Write out each line of the material again, word for word.

** BEGIN Entries **

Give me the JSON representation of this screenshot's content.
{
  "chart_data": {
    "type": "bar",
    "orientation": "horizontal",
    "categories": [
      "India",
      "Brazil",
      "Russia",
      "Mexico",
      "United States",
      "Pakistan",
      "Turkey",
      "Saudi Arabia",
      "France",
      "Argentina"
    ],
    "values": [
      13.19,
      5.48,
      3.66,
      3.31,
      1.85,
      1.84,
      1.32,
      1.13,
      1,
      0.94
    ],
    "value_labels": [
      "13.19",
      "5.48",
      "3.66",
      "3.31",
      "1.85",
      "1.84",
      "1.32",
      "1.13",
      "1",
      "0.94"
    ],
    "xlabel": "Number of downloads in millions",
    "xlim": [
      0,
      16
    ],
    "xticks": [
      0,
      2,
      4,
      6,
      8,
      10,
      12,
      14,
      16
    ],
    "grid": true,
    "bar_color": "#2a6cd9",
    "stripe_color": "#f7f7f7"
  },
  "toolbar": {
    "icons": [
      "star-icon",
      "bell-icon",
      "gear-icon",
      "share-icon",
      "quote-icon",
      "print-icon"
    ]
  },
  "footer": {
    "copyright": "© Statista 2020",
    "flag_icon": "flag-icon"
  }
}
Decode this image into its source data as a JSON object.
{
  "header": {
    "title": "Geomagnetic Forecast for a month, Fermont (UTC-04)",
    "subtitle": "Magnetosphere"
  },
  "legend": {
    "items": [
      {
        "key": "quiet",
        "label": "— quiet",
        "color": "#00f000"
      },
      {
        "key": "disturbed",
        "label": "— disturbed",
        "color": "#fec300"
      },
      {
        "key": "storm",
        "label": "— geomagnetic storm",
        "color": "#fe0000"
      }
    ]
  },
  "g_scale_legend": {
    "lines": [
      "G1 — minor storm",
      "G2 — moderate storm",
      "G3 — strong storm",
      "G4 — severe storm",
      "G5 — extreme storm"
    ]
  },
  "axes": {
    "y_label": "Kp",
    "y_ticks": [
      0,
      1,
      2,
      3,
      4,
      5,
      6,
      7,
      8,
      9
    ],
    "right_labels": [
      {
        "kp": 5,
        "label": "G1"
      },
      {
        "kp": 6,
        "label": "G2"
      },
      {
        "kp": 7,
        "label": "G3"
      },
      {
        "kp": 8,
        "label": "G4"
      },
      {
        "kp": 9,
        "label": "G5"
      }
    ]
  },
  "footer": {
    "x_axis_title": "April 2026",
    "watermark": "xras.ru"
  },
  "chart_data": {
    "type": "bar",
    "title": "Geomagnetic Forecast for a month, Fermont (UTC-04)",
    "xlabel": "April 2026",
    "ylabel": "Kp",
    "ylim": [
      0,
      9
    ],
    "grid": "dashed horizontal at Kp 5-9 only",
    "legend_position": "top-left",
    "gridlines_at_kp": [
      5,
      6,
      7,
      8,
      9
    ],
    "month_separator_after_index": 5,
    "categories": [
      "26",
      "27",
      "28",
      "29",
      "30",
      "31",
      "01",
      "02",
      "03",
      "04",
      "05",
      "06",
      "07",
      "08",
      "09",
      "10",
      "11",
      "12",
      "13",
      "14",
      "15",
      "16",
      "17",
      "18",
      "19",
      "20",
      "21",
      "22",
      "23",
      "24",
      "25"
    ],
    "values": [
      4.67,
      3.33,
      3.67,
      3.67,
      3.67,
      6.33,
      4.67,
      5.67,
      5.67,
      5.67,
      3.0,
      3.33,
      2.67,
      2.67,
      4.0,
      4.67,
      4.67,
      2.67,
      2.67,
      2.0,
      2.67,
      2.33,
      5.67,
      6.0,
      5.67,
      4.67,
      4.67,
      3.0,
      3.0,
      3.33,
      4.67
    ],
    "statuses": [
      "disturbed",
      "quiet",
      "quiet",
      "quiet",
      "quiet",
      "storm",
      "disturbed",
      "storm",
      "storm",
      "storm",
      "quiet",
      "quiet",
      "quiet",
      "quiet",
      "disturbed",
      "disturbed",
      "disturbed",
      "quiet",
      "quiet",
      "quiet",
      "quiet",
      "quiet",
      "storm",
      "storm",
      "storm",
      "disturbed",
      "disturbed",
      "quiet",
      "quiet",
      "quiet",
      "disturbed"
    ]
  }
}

** END Entries **

**Task output**
Give me the JSON representation of this screenshot's content.
{
  "chart_data": {
    "type": "bar",
    "orientation": "horizontal",
    "categories": [
      "India",
      "Brazil",
      "Russia",
      "Mexico",
      "United States",
      "Pakistan",
      "Turkey",
      "Saudi Arabia",
      "France",
      "Argentina"
    ],
    "values": [
      13.19,
      5.48,
      3.66,
      3.31,
      1.85,
      1.84,
      1.32,
      1.13,
      1,
      0.94
    ],
    "value_labels": [
      "13.19",
      "5.48",
      "3.66",
      "3.31",
      "1.85",
      "1.84",
      "1.32",
      "1.13",
      "1",
      "0.94"
    ],
    "xlabel": "Number of downloads in millions",
    "xlim": [
      0,
      16
    ],
    "xticks": [
      0,
      2,
      4,
      6,
      8,
      10,
      12,
      14,
      16
    ],
    "grid": true,
    "bar_color": "#2a6cd9",
    "stripe_color": "#f7f7f7"
  },
  "toolbar": {
    "icons": [
      "star-icon",
      "bell-icon",
      "gear-icon",
      "share-icon",
      "quote-icon",
      "print-icon"
    ]
  },
  "footer": {
    "copyright": "© Statista 2020",
    "flag_icon": "flag-icon"
  }
}
Decode this image into its source data as a JSON object.
{
  "header": {
    "title": "Geomagnetic Forecast for a month, Fermont (UTC-04)",
    "subtitle": "Magnetosphere"
  },
  "legend": {
    "items": [
      {
        "key": "quiet",
        "label": "— quiet",
        "color": "#00f000"
      },
      {
        "key": "disturbed",
        "label": "— disturbed",
        "color": "#fec300"
      },
      {
        "key": "storm",
        "label": "— geomagnetic storm",
        "color": "#fe0000"
      }
    ]
  },
  "g_scale_legend": {
    "lines": [
      "G1 — minor storm",
      "G2 — moderate storm",
      "G3 — strong storm",
      "G4 — severe storm",
      "G5 — extreme storm"
    ]
  },
  "axes": {
    "y_label": "Kp",
    "y_ticks": [
      0,
      1,
      2,
      3,
      4,
      5,
      6,
      7,
      8,
      9
    ],
    "right_labels": [
      {
        "kp": 5,
        "label": "G1"
      },
      {
        "kp": 6,
        "label": "G2"
      },
      {
        "kp": 7,
        "label": "G3"
      },
      {
        "kp": 8,
        "label": "G4"
      },
      {
        "kp": 9,
        "label": "G5"
      }
    ]
  },
  "footer": {
    "x_axis_title": "April 2026",
    "watermark": "xras.ru"
  },
  "chart_data": {
    "type": "bar",
    "title": "Geomagnetic Forecast for a month, Fermont (UTC-04)",
    "xlabel": "April 2026",
    "ylabel": "Kp",
    "ylim": [
      0,
      9
    ],
    "grid": "dashed horizontal at Kp 5-9 only",
    "legend_position": "top-left",
    "gridlines_at_kp": [
      5,
      6,
      7,
      8,
      9
    ],
    "month_separator_after_index": 5,
    "categories": [
      "26",
      "27",
      "28",
      "29",
      "30",
      "31",
      "01",
      "02",
      "03",
      "04",
      "05",
      "06",
      "07",
      "08",
      "09",
      "10",
      "11",
      "12",
      "13",
      "14",
      "15",
      "16",
      "17",
      "18",
      "19",
      "20",
      "21",
      "22",
      "23",
      "24",
      "25"
    ],
    "values": [
      4.67,
      3.33,
      3.67,
      3.67,
      3.67,
      6.33,
      4.67,
      5.67,
      5.67,
      5.67,
      3.0,
      3.33,
      2.67,
      2.67,
      4.0,
      4.67,
      4.67,
      2.67,
      2.67,
      2.0,
      2.67,
      2.33,
      5.67,
      6.0,
      5.67,
      4.67,
      4.67,
      3.0,
      3.0,
      3.33,
      4.67
    ],
    "statuses": [
      "disturbed",
      "quiet",
      "quiet",
      "quiet",
      "quiet",
      "storm",
      "disturbed",
      "storm",
      "storm",
      "storm",
      "quiet",
      "quiet",
      "quiet",
      "quiet",
      "disturbed",
      "disturbed",
      "disturbed",
      "quiet",
      "quiet",
      "quiet",
      "quiet",
      "quiet",
      "storm",
      "storm",
      "storm",
      "disturbed",
      "disturbed",
      "quiet",
      "quiet",
      "quiet",
      "disturbed"
    ]
  }
}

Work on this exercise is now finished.